▶ [Aim]
The records below must be copied in full; omit the images.

# Data start

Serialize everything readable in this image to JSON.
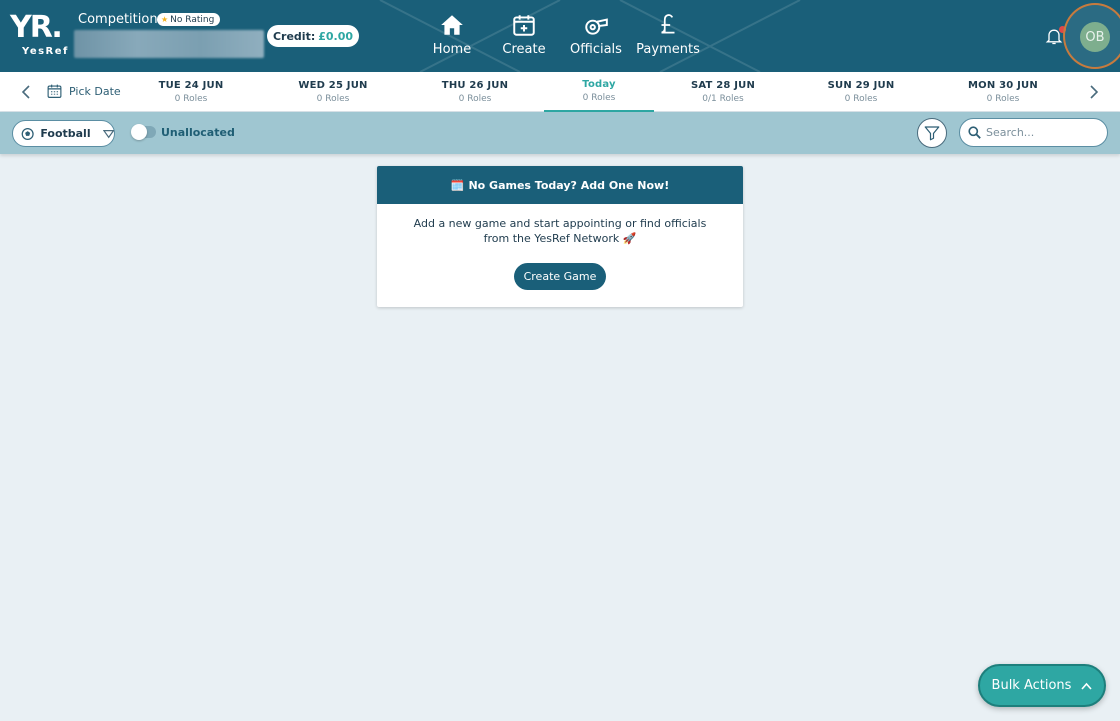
{
  "header": {
    "logo_text": "YR.",
    "logo_sub": "YesRef",
    "competition_label": "Competition:",
    "rating_badge": "No Rating",
    "credit_label": "Credit:",
    "credit_amount": "£0.00",
    "nav": [
      {
        "label": "Home",
        "icon": "home-icon"
      },
      {
        "label": "Create",
        "icon": "calendar-plus-icon"
      },
      {
        "label": "Officials",
        "icon": "whistle-icon"
      },
      {
        "label": "Payments",
        "icon": "pound-icon"
      }
    ],
    "avatar_initials": "OB"
  },
  "datebar": {
    "pick_date_label": "Pick Date",
    "days": [
      {
        "label": "TUE 24 JUN",
        "roles": "0 Roles"
      },
      {
        "label": "WED 25 JUN",
        "roles": "0 Roles"
      },
      {
        "label": "THU 26 JUN",
        "roles": "0 Roles"
      },
      {
        "label": "Today",
        "roles": "0 Roles",
        "active": true
      },
      {
        "label": "SAT 28 JUN",
        "roles": "0/1 Roles"
      },
      {
        "label": "SUN 29 JUN",
        "roles": "0 Roles"
      },
      {
        "label": "MON 30 JUN",
        "roles": "0 Roles"
      }
    ]
  },
  "filters": {
    "sport": "Football",
    "unallocated_label": "Unallocated",
    "search_placeholder": "Search..."
  },
  "empty_state": {
    "title": "No Games Today? Add One Now!",
    "line1": "Add a new game and start appointing or find officials",
    "line2": "from the YesRef Network 🚀",
    "button": "Create Game"
  },
  "bulk_actions": {
    "label": "Bulk Actions"
  },
  "colors": {
    "primary": "#1a5f79",
    "accent": "#2ea7a3",
    "filterbar": "#9fc6d1",
    "background": "#e9f0f4"
  }
}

# Data end

▶ [Answer to this exercise]
Serialize everything readable in this image to JSON.
{
  "header": {
    "logo_text": "YR.",
    "logo_sub": "YesRef",
    "competition_label": "Competition:",
    "rating_badge": "No Rating",
    "credit_label": "Credit:",
    "credit_amount": "£0.00",
    "nav": [
      {
        "label": "Home",
        "icon": "home-icon"
      },
      {
        "label": "Create",
        "icon": "calendar-plus-icon"
      },
      {
        "label": "Officials",
        "icon": "whistle-icon"
      },
      {
        "label": "Payments",
        "icon": "pound-icon"
      }
    ],
    "avatar_initials": "OB"
  },
  "datebar": {
    "pick_date_label": "Pick Date",
    "days": [
      {
        "label": "TUE 24 JUN",
        "roles": "0 Roles"
      },
      {
        "label": "WED 25 JUN",
        "roles": "0 Roles"
      },
      {
        "label": "THU 26 JUN",
        "roles": "0 Roles"
      },
      {
        "label": "Today",
        "roles": "0 Roles",
        "active": true
      },
      {
        "label": "SAT 28 JUN",
        "roles": "0/1 Roles"
      },
      {
        "label": "SUN 29 JUN",
        "roles": "0 Roles"
      },
      {
        "label": "MON 30 JUN",
        "roles": "0 Roles"
      }
    ]
  },
  "filters": {
    "sport": "Football",
    "unallocated_label": "Unallocated",
    "search_placeholder": "Search..."
  },
  "empty_state": {
    "title": "No Games Today? Add One Now!",
    "line1": "Add a new game and start appointing or find officials",
    "line2": "from the YesRef Network 🚀",
    "button": "Create Game"
  },
  "bulk_actions": {
    "label": "Bulk Actions"
  },
  "colors": {
    "primary": "#1a5f79",
    "accent": "#2ea7a3",
    "filterbar": "#9fc6d1",
    "background": "#e9f0f4"
  }
}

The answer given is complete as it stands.